Write out the full set of records below exactly.
----- Data shown -----
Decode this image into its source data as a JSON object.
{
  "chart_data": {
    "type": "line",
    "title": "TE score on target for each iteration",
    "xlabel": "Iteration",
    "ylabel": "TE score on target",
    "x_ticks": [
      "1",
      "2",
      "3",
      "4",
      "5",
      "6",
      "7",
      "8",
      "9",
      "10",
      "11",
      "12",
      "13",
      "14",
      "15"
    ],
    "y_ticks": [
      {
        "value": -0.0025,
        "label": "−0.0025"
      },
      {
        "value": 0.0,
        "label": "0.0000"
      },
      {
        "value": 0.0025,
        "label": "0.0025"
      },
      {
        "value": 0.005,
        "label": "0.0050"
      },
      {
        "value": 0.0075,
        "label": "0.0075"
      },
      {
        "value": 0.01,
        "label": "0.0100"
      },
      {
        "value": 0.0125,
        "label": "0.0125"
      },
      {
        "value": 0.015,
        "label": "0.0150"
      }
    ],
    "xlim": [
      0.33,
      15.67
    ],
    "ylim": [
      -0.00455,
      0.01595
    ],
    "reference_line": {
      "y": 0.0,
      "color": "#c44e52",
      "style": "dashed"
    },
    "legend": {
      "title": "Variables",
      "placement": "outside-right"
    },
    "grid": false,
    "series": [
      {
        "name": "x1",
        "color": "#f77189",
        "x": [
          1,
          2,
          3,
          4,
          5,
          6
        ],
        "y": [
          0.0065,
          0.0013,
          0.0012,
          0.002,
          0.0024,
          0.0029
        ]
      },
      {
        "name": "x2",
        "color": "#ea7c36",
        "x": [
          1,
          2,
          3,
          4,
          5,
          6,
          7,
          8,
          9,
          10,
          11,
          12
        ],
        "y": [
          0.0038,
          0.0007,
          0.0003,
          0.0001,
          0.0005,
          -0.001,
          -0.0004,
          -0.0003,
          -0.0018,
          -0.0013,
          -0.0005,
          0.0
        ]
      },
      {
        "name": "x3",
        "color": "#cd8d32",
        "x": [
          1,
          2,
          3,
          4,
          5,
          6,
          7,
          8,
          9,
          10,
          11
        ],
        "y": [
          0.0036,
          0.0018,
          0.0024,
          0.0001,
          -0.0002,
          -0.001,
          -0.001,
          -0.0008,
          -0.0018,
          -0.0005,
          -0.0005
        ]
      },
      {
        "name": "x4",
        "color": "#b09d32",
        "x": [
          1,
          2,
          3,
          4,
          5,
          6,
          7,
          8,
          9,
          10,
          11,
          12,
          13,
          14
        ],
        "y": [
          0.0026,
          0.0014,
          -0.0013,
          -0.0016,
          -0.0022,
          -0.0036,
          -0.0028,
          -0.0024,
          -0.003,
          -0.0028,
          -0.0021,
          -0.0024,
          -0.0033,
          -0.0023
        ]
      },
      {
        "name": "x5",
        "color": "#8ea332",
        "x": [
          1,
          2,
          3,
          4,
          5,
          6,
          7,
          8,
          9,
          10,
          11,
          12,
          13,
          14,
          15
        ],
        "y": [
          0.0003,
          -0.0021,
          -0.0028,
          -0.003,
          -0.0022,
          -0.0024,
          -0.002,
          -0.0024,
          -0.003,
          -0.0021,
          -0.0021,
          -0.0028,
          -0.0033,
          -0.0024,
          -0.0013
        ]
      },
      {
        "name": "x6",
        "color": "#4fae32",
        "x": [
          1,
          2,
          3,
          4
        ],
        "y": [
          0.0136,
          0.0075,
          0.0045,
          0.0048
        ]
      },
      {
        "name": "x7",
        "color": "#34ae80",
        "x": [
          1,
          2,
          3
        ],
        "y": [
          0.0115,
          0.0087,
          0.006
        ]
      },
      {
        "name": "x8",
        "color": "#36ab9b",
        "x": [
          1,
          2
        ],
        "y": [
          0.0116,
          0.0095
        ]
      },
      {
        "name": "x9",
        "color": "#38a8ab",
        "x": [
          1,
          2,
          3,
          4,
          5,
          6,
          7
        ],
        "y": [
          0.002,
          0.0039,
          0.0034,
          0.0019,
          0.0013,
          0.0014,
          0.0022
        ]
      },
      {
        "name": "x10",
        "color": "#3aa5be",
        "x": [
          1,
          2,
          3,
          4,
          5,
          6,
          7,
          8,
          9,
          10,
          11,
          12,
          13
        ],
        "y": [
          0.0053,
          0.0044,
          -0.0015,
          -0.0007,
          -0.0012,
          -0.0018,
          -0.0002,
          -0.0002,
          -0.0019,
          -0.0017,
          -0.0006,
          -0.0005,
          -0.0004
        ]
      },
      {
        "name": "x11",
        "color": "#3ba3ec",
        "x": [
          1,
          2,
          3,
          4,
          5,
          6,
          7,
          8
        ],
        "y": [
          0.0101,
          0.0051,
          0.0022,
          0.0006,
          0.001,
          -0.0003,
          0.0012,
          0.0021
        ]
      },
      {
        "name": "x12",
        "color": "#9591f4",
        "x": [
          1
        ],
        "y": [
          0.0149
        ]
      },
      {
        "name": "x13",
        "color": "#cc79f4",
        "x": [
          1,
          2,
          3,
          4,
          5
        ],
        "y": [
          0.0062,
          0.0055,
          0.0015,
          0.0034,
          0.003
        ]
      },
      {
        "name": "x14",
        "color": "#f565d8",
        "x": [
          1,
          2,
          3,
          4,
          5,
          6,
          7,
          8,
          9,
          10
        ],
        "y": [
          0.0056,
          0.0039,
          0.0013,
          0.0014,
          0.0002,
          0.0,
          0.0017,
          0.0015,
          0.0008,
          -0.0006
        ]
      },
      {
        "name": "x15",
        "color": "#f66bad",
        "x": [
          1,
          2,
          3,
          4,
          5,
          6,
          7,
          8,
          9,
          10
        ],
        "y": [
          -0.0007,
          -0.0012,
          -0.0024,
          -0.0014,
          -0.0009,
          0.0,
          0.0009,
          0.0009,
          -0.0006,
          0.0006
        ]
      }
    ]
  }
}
-----
**Task result**
Decode this image into its source data as a JSON object.
{
  "chart_data": {
    "type": "line",
    "title": "TE score on target for each iteration",
    "xlabel": "Iteration",
    "ylabel": "TE score on target",
    "x_ticks": [
      "1",
      "2",
      "3",
      "4",
      "5",
      "6",
      "7",
      "8",
      "9",
      "10",
      "11",
      "12",
      "13",
      "14",
      "15"
    ],
    "y_ticks": [
      {
        "value": -0.0025,
        "label": "−0.0025"
      },
      {
        "value": 0.0,
        "label": "0.0000"
      },
      {
        "value": 0.0025,
        "label": "0.0025"
      },
      {
        "value": 0.005,
        "label": "0.0050"
      },
      {
        "value": 0.0075,
        "label": "0.0075"
      },
      {
        "value": 0.01,
        "label": "0.0100"
      },
      {
        "value": 0.0125,
        "label": "0.0125"
      },
      {
        "value": 0.015,
        "label": "0.0150"
      }
    ],
    "xlim": [
      0.33,
      15.67
    ],
    "ylim": [
      -0.00455,
      0.01595
    ],
    "reference_line": {
      "y": 0.0,
      "color": "#c44e52",
      "style": "dashed"
    },
    "legend": {
      "title": "Variables",
      "placement": "outside-right"
    },
    "grid": false,
    "series": [
      {
        "name": "x1",
        "color": "#f77189",
        "x": [
          1,
          2,
          3,
          4,
          5,
          6
        ],
        "y": [
          0.0065,
          0.0013,
          0.0012,
          0.002,
          0.0024,
          0.0029
        ]
      },
      {
        "name": "x2",
        "color": "#ea7c36",
        "x": [
          1,
          2,
          3,
          4,
          5,
          6,
          7,
          8,
          9,
          10,
          11,
          12
        ],
        "y": [
          0.0038,
          0.0007,
          0.0003,
          0.0001,
          0.0005,
          -0.001,
          -0.0004,
          -0.0003,
          -0.0018,
          -0.0013,
          -0.0005,
          0.0
        ]
      },
      {
        "name": "x3",
        "color": "#cd8d32",
        "x": [
          1,
          2,
          3,
          4,
          5,
          6,
          7,
          8,
          9,
          10,
          11
        ],
        "y": [
          0.0036,
          0.0018,
          0.0024,
          0.0001,
          -0.0002,
          -0.001,
          -0.001,
          -0.0008,
          -0.0018,
          -0.0005,
          -0.0005
        ]
      },
      {
        "name": "x4",
        "color": "#b09d32",
        "x": [
          1,
          2,
          3,
          4,
          5,
          6,
          7,
          8,
          9,
          10,
          11,
          12,
          13,
          14
        ],
        "y": [
          0.0026,
          0.0014,
          -0.0013,
          -0.0016,
          -0.0022,
          -0.0036,
          -0.0028,
          -0.0024,
          -0.003,
          -0.0028,
          -0.0021,
          -0.0024,
          -0.0033,
          -0.0023
        ]
      },
      {
        "name": "x5",
        "color": "#8ea332",
        "x": [
          1,
          2,
          3,
          4,
          5,
          6,
          7,
          8,
          9,
          10,
          11,
          12,
          13,
          14,
          15
        ],
        "y": [
          0.0003,
          -0.0021,
          -0.0028,
          -0.003,
          -0.0022,
          -0.0024,
          -0.002,
          -0.0024,
          -0.003,
          -0.0021,
          -0.0021,
          -0.0028,
          -0.0033,
          -0.0024,
          -0.0013
        ]
      },
      {
        "name": "x6",
        "color": "#4fae32",
        "x": [
          1,
          2,
          3,
          4
        ],
        "y": [
          0.0136,
          0.0075,
          0.0045,
          0.0048
        ]
      },
      {
        "name": "x7",
        "color": "#34ae80",
        "x": [
          1,
          2,
          3
        ],
        "y": [
          0.0115,
          0.0087,
          0.006
        ]
      },
      {
        "name": "x8",
        "color": "#36ab9b",
        "x": [
          1,
          2
        ],
        "y": [
          0.0116,
          0.0095
        ]
      },
      {
        "name": "x9",
        "color": "#38a8ab",
        "x": [
          1,
          2,
          3,
          4,
          5,
          6,
          7
        ],
        "y": [
          0.002,
          0.0039,
          0.0034,
          0.0019,
          0.0013,
          0.0014,
          0.0022
        ]
      },
      {
        "name": "x10",
        "color": "#3aa5be",
        "x": [
          1,
          2,
          3,
          4,
          5,
          6,
          7,
          8,
          9,
          10,
          11,
          12,
          13
        ],
        "y": [
          0.0053,
          0.0044,
          -0.0015,
          -0.0007,
          -0.0012,
          -0.0018,
          -0.0002,
          -0.0002,
          -0.0019,
          -0.0017,
          -0.0006,
          -0.0005,
          -0.0004
        ]
      },
      {
        "name": "x11",
        "color": "#3ba3ec",
        "x": [
          1,
          2,
          3,
          4,
          5,
          6,
          7,
          8
        ],
        "y": [
          0.0101,
          0.0051,
          0.0022,
          0.0006,
          0.001,
          -0.0003,
          0.0012,
          0.0021
        ]
      },
      {
        "name": "x12",
        "color": "#9591f4",
        "x": [
          1
        ],
        "y": [
          0.0149
        ]
      },
      {
        "name": "x13",
        "color": "#cc79f4",
        "x": [
          1,
          2,
          3,
          4,
          5
        ],
        "y": [
          0.0062,
          0.0055,
          0.0015,
          0.0034,
          0.003
        ]
      },
      {
        "name": "x14",
        "color": "#f565d8",
        "x": [
          1,
          2,
          3,
          4,
          5,
          6,
          7,
          8,
          9,
          10
        ],
        "y": [
          0.0056,
          0.0039,
          0.0013,
          0.0014,
          0.0002,
          0.0,
          0.0017,
          0.0015,
          0.0008,
          -0.0006
        ]
      },
      {
        "name": "x15",
        "color": "#f66bad",
        "x": [
          1,
          2,
          3,
          4,
          5,
          6,
          7,
          8,
          9,
          10
        ],
        "y": [
          -0.0007,
          -0.0012,
          -0.0024,
          -0.0014,
          -0.0009,
          0.0,
          0.0009,
          0.0009,
          -0.0006,
          0.0006
        ]
      }
    ]
  }
}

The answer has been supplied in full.